◆ What you should do: Leave out the images and repeat the listing below without a single change.

===== Entries shown =====

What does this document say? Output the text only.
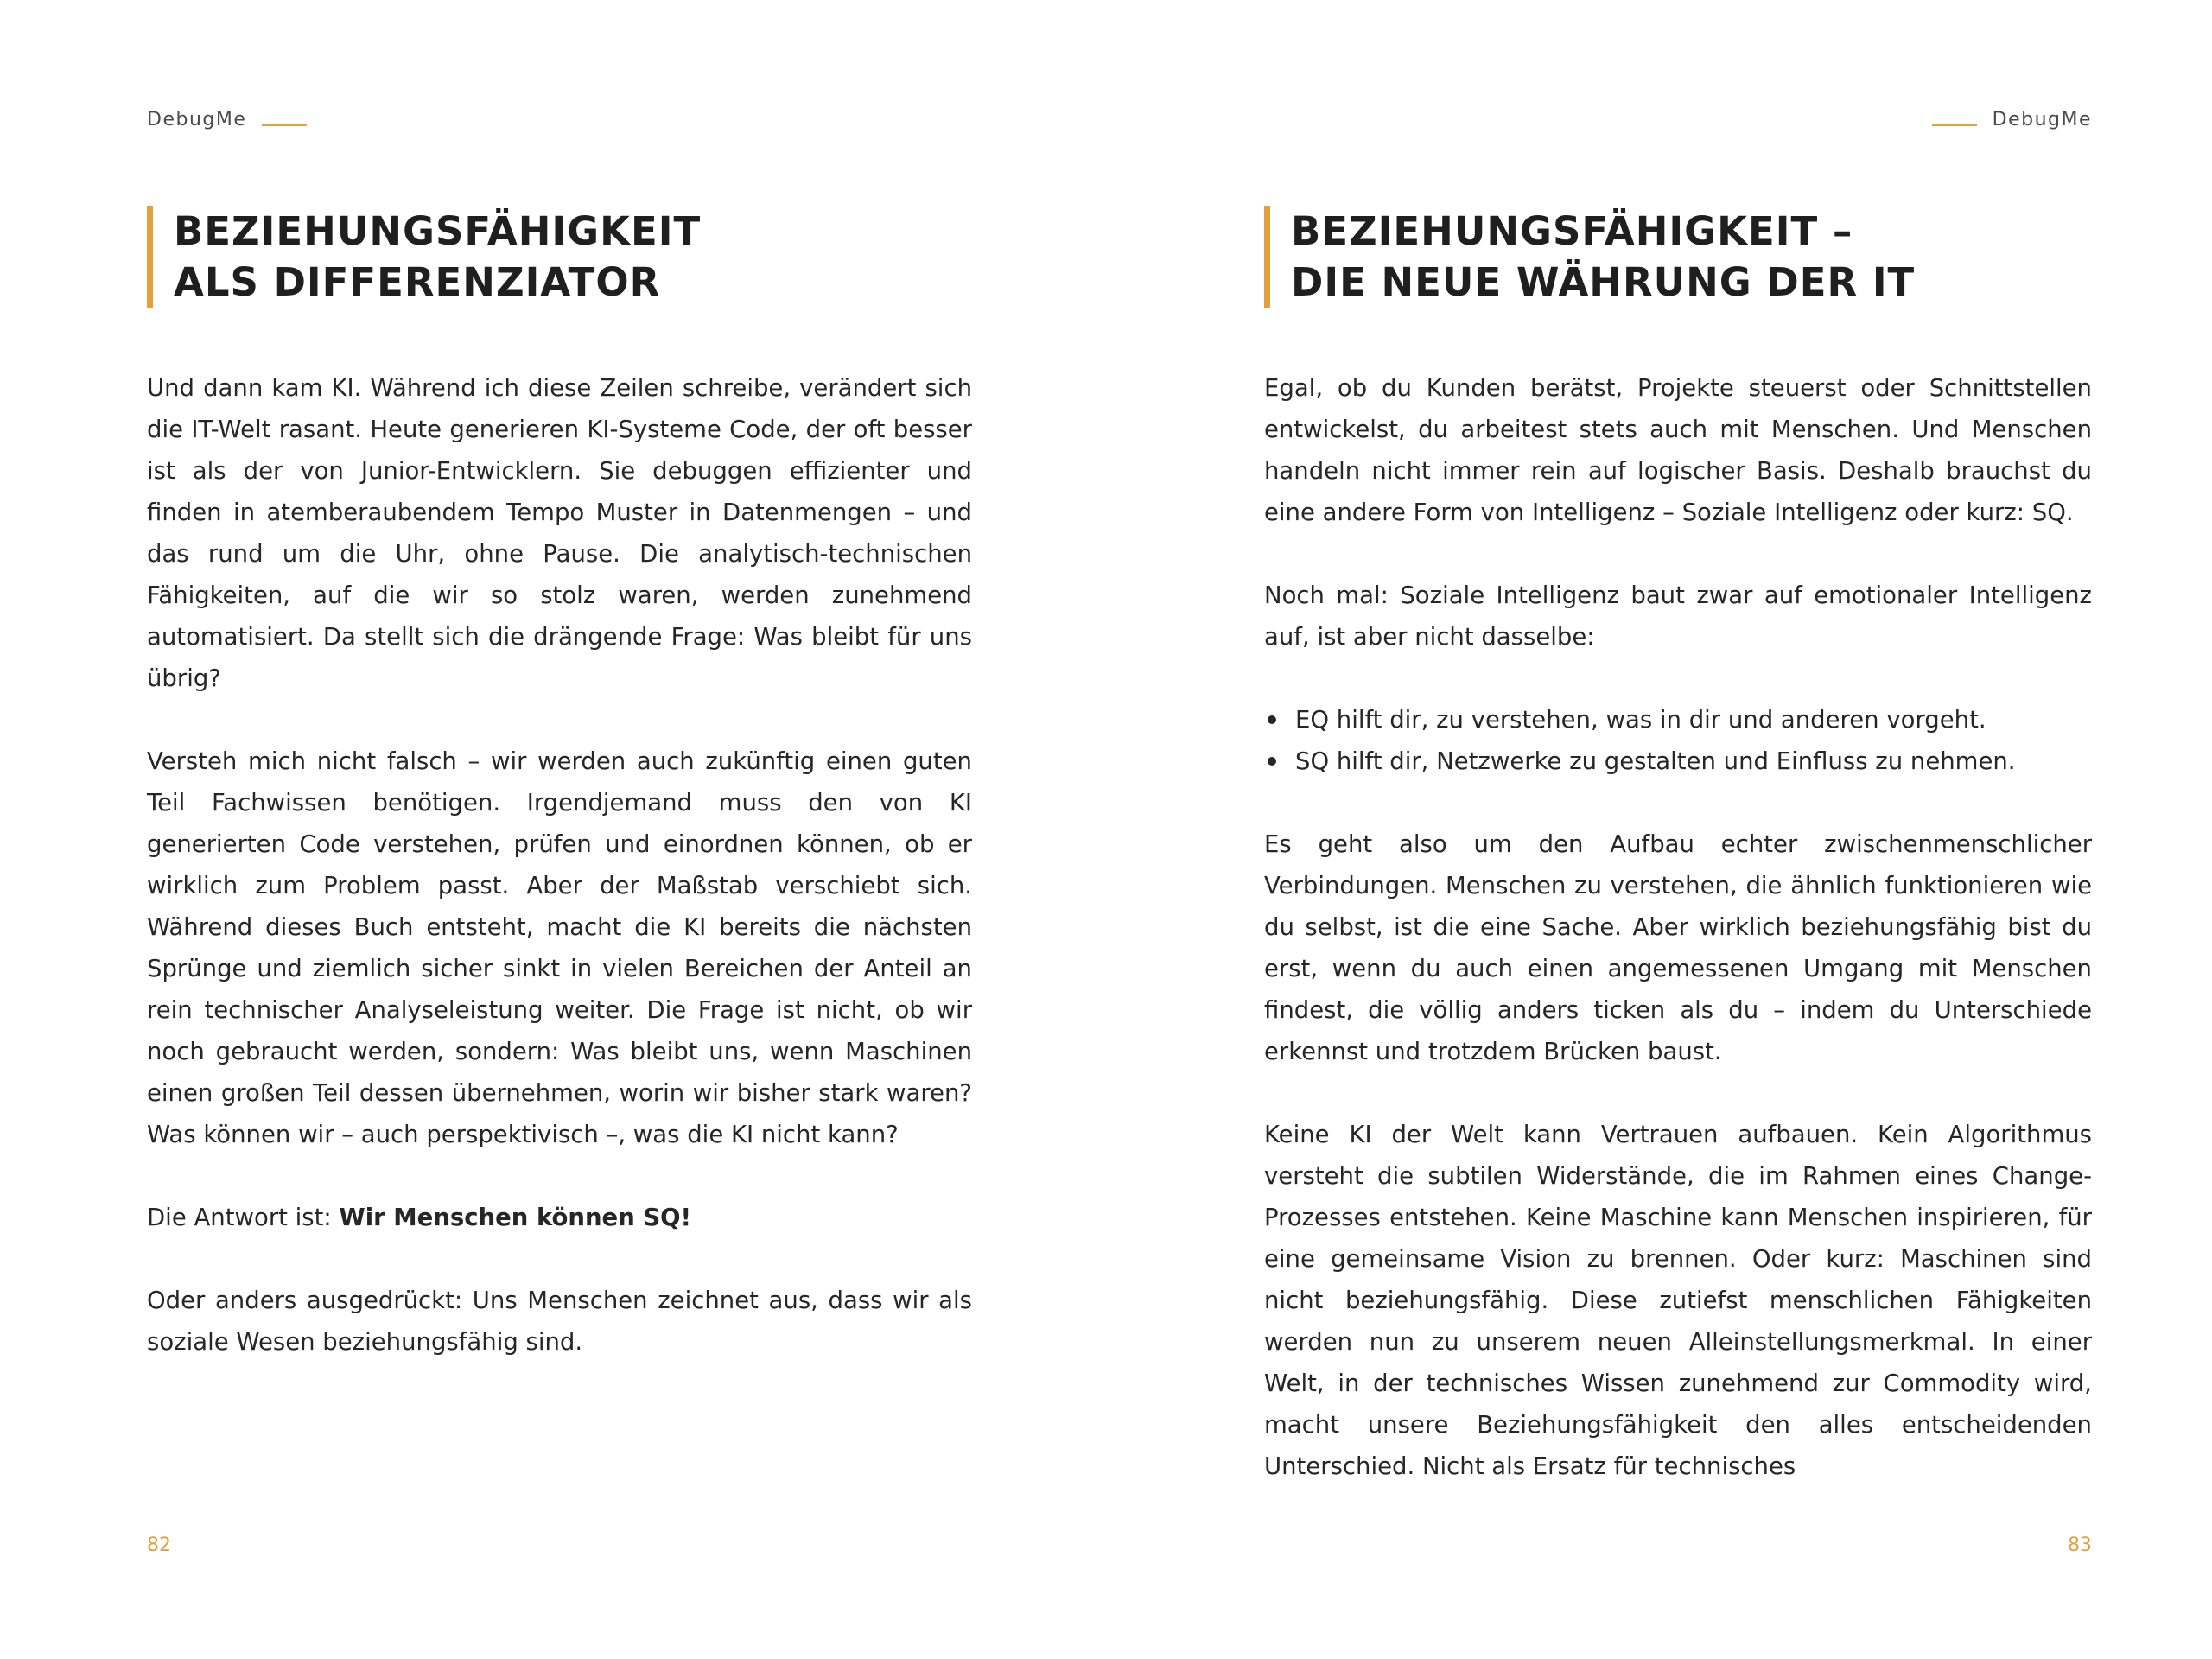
DebugMe
BEZIEHUNGSFÄHIGKEIT
ALS DIFFERENZIATOR

Und dann kam KI. Während ich diese Zeilen schreibe, verändert sich die IT-Welt rasant. Heute generieren KI-Systeme Code, der oft besser ist als der von Junior-Entwicklern. Sie debuggen effizienter und finden in atemberaubendem Tempo Muster in Datenmengen – und das rund um die Uhr, ohne Pause. Die analytisch-technischen Fähigkeiten, auf die wir so stolz waren, werden zunehmend automatisiert. Da stellt sich die drängende Frage: Was bleibt für uns übrig?

Versteh mich nicht falsch – wir werden auch zukünftig einen guten Teil Fachwissen benötigen. Irgendjemand muss den von KI generierten Code verstehen, prüfen und einordnen können, ob er wirklich zum Problem passt. Aber der Maßstab verschiebt sich. Während dieses Buch entsteht, macht die KI bereits die nächsten Sprünge und ziemlich sicher sinkt in vielen Bereichen der Anteil an rein technischer Analyseleistung weiter. Die Frage ist nicht, ob wir noch gebraucht werden, sondern: Was bleibt uns, wenn Maschinen einen großen Teil dessen übernehmen, worin wir bisher stark waren? Was können wir – auch perspektivisch –, was die KI nicht kann?

Die Antwort ist: Wir Menschen können SQ!

Oder anders ausgedrückt: Uns Menschen zeichnet aus, dass wir als soziale Wesen beziehungsfähig sind.

82
DebugMe
BEZIEHUNGSFÄHIGKEIT –
DIE NEUE WÄHRUNG DER IT

Egal, ob du Kunden berätst, Projekte steuerst oder Schnittstellen entwickelst, du arbeitest stets auch mit Menschen. Und Menschen handeln nicht immer rein auf logischer Basis. Deshalb brauchst du eine andere Form von Intelligenz – Soziale Intelligenz oder kurz: SQ.

Noch mal: Soziale Intelligenz baut zwar auf emotionaler Intelligenz auf, ist aber nicht dasselbe:

EQ hilft dir, zu verstehen, was in dir und anderen vorgeht.
SQ hilft dir, Netzwerke zu gestalten und Einfluss zu nehmen.

Es geht also um den Aufbau echter zwischenmenschlicher Verbindungen. Menschen zu verstehen, die ähnlich funktionieren wie du selbst, ist die eine Sache. Aber wirklich beziehungsfähig bist du erst, wenn du auch einen angemessenen Umgang mit Menschen findest, die völlig anders ticken als du – indem du Unterschiede erkennst und trotzdem Brücken baust.

Keine KI der Welt kann Vertrauen aufbauen. Kein Algorithmus versteht die subtilen Widerstände, die im Rahmen eines Change-Prozesses entstehen. Keine Maschine kann Menschen inspirieren, für eine gemeinsame Vision zu brennen. Oder kurz: Maschinen sind nicht beziehungsfähig. Diese zutiefst menschlichen Fähigkeiten werden nun zu unserem neuen Alleinstellungsmerkmal. In einer Welt, in der technisches Wissen zunehmend zur Commodity wird, macht unsere Beziehungsfähigkeit den alles entscheidenden Unterschied. Nicht als Ersatz für technisches

83
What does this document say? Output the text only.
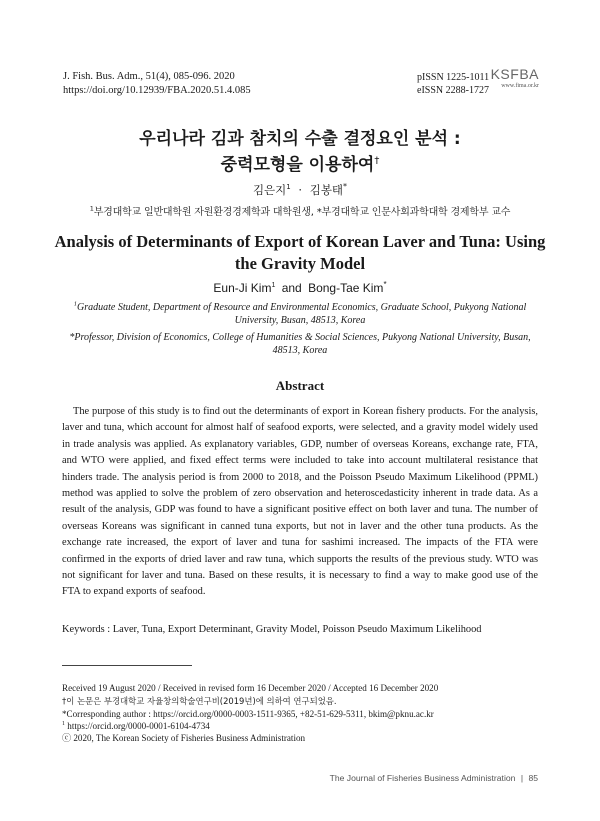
J. Fish. Bus. Adm., 51(4), 085-096. 2020
https://doi.org/10.12939/FBA.2020.51.4.085
pISSN 1225-1011
eISSN 2288-1727
KSFBA
www.fima.or.kr
우리나라 김과 참치의 수출 결정요인 분석 :
중력모형을 이용하여†
김은지$^1$ · 김봉태*
$^1$부경대학교 일반대학원 자원환경경제학과 대학원생, *부경대학교 인문사회과학대학 경제학부 교수
Analysis of Determinants of Export of Korean Laver and Tuna: Using
the Gravity Model
Eun-Ji Kim$^1$ and Bong-Tae Kim*
$^1$Graduate Student, Department of Resource and Environmental Economics, Graduate School, Pukyong National
University, Busan, 48513, Korea
*Professor, Division of Economics, College of Humanities & Social Sciences, Pukyong National University, Busan,
48513, Korea
Abstract

The purpose of this study is to find out the determinants of export in Korean fishery products. For the analysis, laver and tuna, which account for almost half of seafood exports, were selected, and a gravity model widely used in trade analysis was applied. As explanatory variables, GDP, number of overseas Koreans, exchange rate, FTA, and WTO were applied, and fixed effect terms were included to take into account multilateral resistance that hinders trade. The analysis period is from 2000 to 2018, and the Poisson Pseudo Maximum Likelihood (PPML) method was applied to solve the problem of zero observation and heteroscedasticity inherent in trade data. As a result of the analysis, GDP was found to have a significant positive effect on both laver and tuna. The number of overseas Koreans was significant in canned tuna exports, but not in laver and the other tuna products. As the exchange rate increased, the export of laver and tuna for sashimi increased. The impacts of the FTA were confirmed in the exports of dried laver and raw tuna, which supports the results of the previous study. WTO was not significant for laver and tuna. Based on these results, it is necessary to find a way to make good use of the FTA to expand exports of seafood.

Keywords : Laver, Tuna, Export Determinant, Gravity Model, Poisson Pseudo Maximum Likelihood
Received 19 August 2020 / Received in revised form 16 December 2020 / Accepted 16 December 2020
†이 논문은 부경대학교 자율창의학술연구비(2019년)에 의하여 연구되었음.
*Corresponding author : https://orcid.org/0000-0003-1511-9365, +82-51-629-5311, bkim@pknu.ac.kr
$^1$ https://orcid.org/0000-0001-6104-4734
ⓒ 2020, The Korean Society of Fisheries Business Administration
The Journal of Fisheries Business Administration | 85
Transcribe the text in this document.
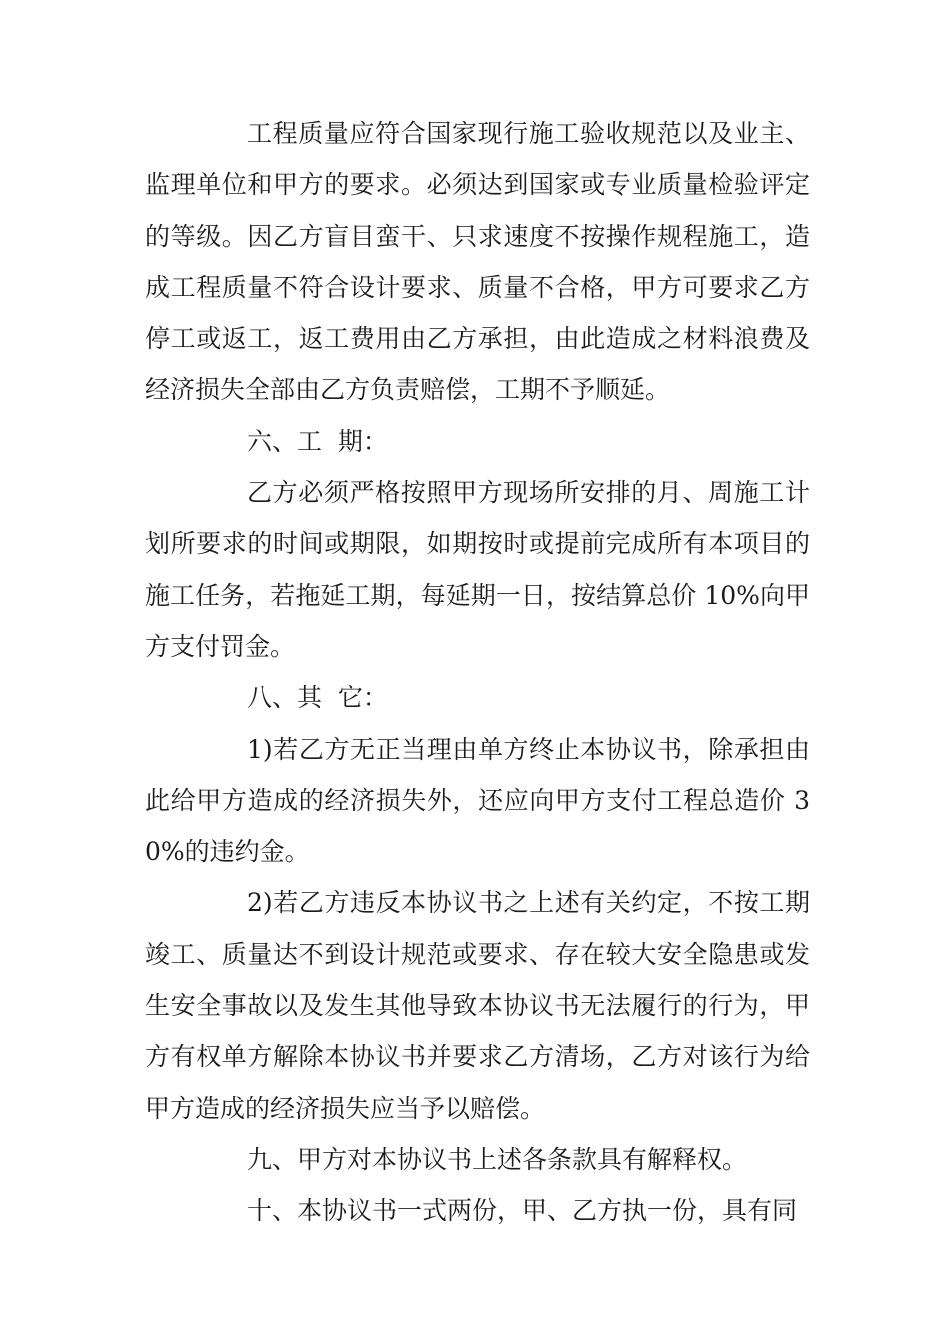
工程质量应符合国家现行施工验收规范以及业主、监理单位和甲方的要求。必须达到国家或专业质量检验评定的等级。因乙方盲目蛮干、只求速度不按操作规程施工，造成工程质量不符合设计要求、质量不合格，甲方可要求乙方停工或返工，返工费用由乙方承担，由此造成之材料浪费及经济损失全部由乙方负责赔偿，工期不予顺延。

六、工  期：

乙方必须严格按照甲方现场所安排的月、周施工计划所要求的时间或期限，如期按时或提前完成所有本项目的施工任务，若拖延工期，每延期一日，按结算总价 10%向甲方支付罚金。

八、其  它：

1)若乙方无正当理由单方终止本协议书，除承担由此给甲方造成的经济损失外，还应向甲方支付工程总造价 30%的违约金。

2)若乙方违反本协议书之上述有关约定，不按工期竣工、质量达不到设计规范或要求、存在较大安全隐患或发生安全事故以及发生其他导致本协议书无法履行的行为，甲方有权单方解除本协议书并要求乙方清场，乙方对该行为给甲方造成的经济损失应当予以赔偿。

九、甲方对本协议书上述各条款具有解释权。

十、本协议书一式两份，甲、乙方执一份，具有同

=====

◆ The output:
What does this document say? Output the text only.
DebugMe
BEZIEHUNGSFÄHIGKEIT
ALS DIFFERENZIATOR

Und dann kam KI. Während ich diese Zeilen schreibe, verändert sich die IT-Welt rasant. Heute generieren KI-Systeme Code, der oft besser ist als der von Junior-Entwicklern. Sie debuggen effizienter und finden in atemberaubendem Tempo Muster in Datenmengen – und das rund um die Uhr, ohne Pause. Die analytisch-technischen Fähigkeiten, auf die wir so stolz waren, werden zunehmend automatisiert. Da stellt sich die drängende Frage: Was bleibt für uns übrig?

Versteh mich nicht falsch – wir werden auch zukünftig einen guten Teil Fachwissen benötigen. Irgendjemand muss den von KI generierten Code verstehen, prüfen und einordnen können, ob er wirklich zum Problem passt. Aber der Maßstab verschiebt sich. Während dieses Buch entsteht, macht die KI bereits die nächsten Sprünge und ziemlich sicher sinkt in vielen Bereichen der Anteil an rein technischer Analyseleistung weiter. Die Frage ist nicht, ob wir noch gebraucht werden, sondern: Was bleibt uns, wenn Maschinen einen großen Teil dessen übernehmen, worin wir bisher stark waren? Was können wir – auch perspektivisch –, was die KI nicht kann?

Die Antwort ist: Wir Menschen können SQ!

Oder anders ausgedrückt: Uns Menschen zeichnet aus, dass wir als soziale Wesen beziehungsfähig sind.

82
DebugMe
BEZIEHUNGSFÄHIGKEIT –
DIE NEUE WÄHRUNG DER IT

Egal, ob du Kunden berätst, Projekte steuerst oder Schnittstellen entwickelst, du arbeitest stets auch mit Menschen. Und Menschen handeln nicht immer rein auf logischer Basis. Deshalb brauchst du eine andere Form von Intelligenz – Soziale Intelligenz oder kurz: SQ.

Noch mal: Soziale Intelligenz baut zwar auf emotionaler Intelligenz auf, ist aber nicht dasselbe:

EQ hilft dir, zu verstehen, was in dir und anderen vorgeht.
SQ hilft dir, Netzwerke zu gestalten und Einfluss zu nehmen.

Es geht also um den Aufbau echter zwischenmenschlicher Verbindungen. Menschen zu verstehen, die ähnlich funktionieren wie du selbst, ist die eine Sache. Aber wirklich beziehungsfähig bist du erst, wenn du auch einen angemessenen Umgang mit Menschen findest, die völlig anders ticken als du – indem du Unterschiede erkennst und trotzdem Brücken baust.

Keine KI der Welt kann Vertrauen aufbauen. Kein Algorithmus versteht die subtilen Widerstände, die im Rahmen eines Change-Prozesses entstehen. Keine Maschine kann Menschen inspirieren, für eine gemeinsame Vision zu brennen. Oder kurz: Maschinen sind nicht beziehungsfähig. Diese zutiefst menschlichen Fähigkeiten werden nun zu unserem neuen Alleinstellungsmerkmal. In einer Welt, in der technisches Wissen zunehmend zur Commodity wird, macht unsere Beziehungsfähigkeit den alles entscheidenden Unterschied. Nicht als Ersatz für technisches

83
What does this document say? Output the text only.
J. Fish. Bus. Adm., 51(4), 085-096. 2020
https://doi.org/10.12939/FBA.2020.51.4.085
pISSN 1225-1011
eISSN 2288-1727
KSFBA
www.fima.or.kr
우리나라 김과 참치의 수출 결정요인 분석 :
중력모형을 이용하여†
김은지$^1$ · 김봉태*
$^1$부경대학교 일반대학원 자원환경경제학과 대학원생, *부경대학교 인문사회과학대학 경제학부 교수
Analysis of Determinants of Export of Korean Laver and Tuna: Using
the Gravity Model
Eun-Ji Kim$^1$ and Bong-Tae Kim*
$^1$Graduate Student, Department of Resource and Environmental Economics, Graduate School, Pukyong National
University, Busan, 48513, Korea
*Professor, Division of Economics, College of Humanities & Social Sciences, Pukyong National University, Busan,
48513, Korea
Abstract

The purpose of this study is to find out the determinants of export in Korean fishery products. For the analysis, laver and tuna, which account for almost half of seafood exports, were selected, and a gravity model widely used in trade analysis was applied. As explanatory variables, GDP, number of overseas Koreans, exchange rate, FTA, and WTO were applied, and fixed effect terms were included to take into account multilateral resistance that hinders trade. The analysis period is from 2000 to 2018, and the Poisson Pseudo Maximum Likelihood (PPML) method was applied to solve the problem of zero observation and heteroscedasticity inherent in trade data. As a result of the analysis, GDP was found to have a significant positive effect on both laver and tuna. The number of overseas Koreans was significant in canned tuna exports, but not in laver and the other tuna products. As the exchange rate increased, the export of laver and tuna for sashimi increased. The impacts of the FTA were confirmed in the exports of dried laver and raw tuna, which supports the results of the previous study. WTO was not significant for laver and tuna. Based on these results, it is necessary to find a way to make good use of the FTA to expand exports of seafood.

Keywords : Laver, Tuna, Export Determinant, Gravity Model, Poisson Pseudo Maximum Likelihood
Received 19 August 2020 / Received in revised form 16 December 2020 / Accepted 16 December 2020
†이 논문은 부경대학교 자율창의학술연구비(2019년)에 의하여 연구되었음.
*Corresponding author : https://orcid.org/0000-0003-1511-9365, +82-51-629-5311, bkim@pknu.ac.kr
$^1$ https://orcid.org/0000-0001-6104-4734
ⓒ 2020, The Korean Society of Fisheries Business Administration
The Journal of Fisheries Business Administration | 85
Transcribe the text in this document.
工程质量应符合国家现行施工验收规范以及业主、监理单位和甲方的要求。必须达到国家或专业质量检验评定的等级。因乙方盲目蛮干、只求速度不按操作规程施工，造成工程质量不符合设计要求、质量不合格，甲方可要求乙方停工或返工，返工费用由乙方承担，由此造成之材料浪费及经济损失全部由乙方负责赔偿，工期不予顺延。

六、工  期：

乙方必须严格按照甲方现场所安排的月、周施工计划所要求的时间或期限，如期按时或提前完成所有本项目的施工任务，若拖延工期，每延期一日，按结算总价 10%向甲方支付罚金。

八、其  它：

1)若乙方无正当理由单方终止本协议书，除承担由此给甲方造成的经济损失外，还应向甲方支付工程总造价 30%的违约金。

2)若乙方违反本协议书之上述有关约定，不按工期竣工、质量达不到设计规范或要求、存在较大安全隐患或发生安全事故以及发生其他导致本协议书无法履行的行为，甲方有权单方解除本协议书并要求乙方清场，乙方对该行为给甲方造成的经济损失应当予以赔偿。

九、甲方对本协议书上述各条款具有解释权。

十、本协议书一式两份，甲、乙方执一份，具有同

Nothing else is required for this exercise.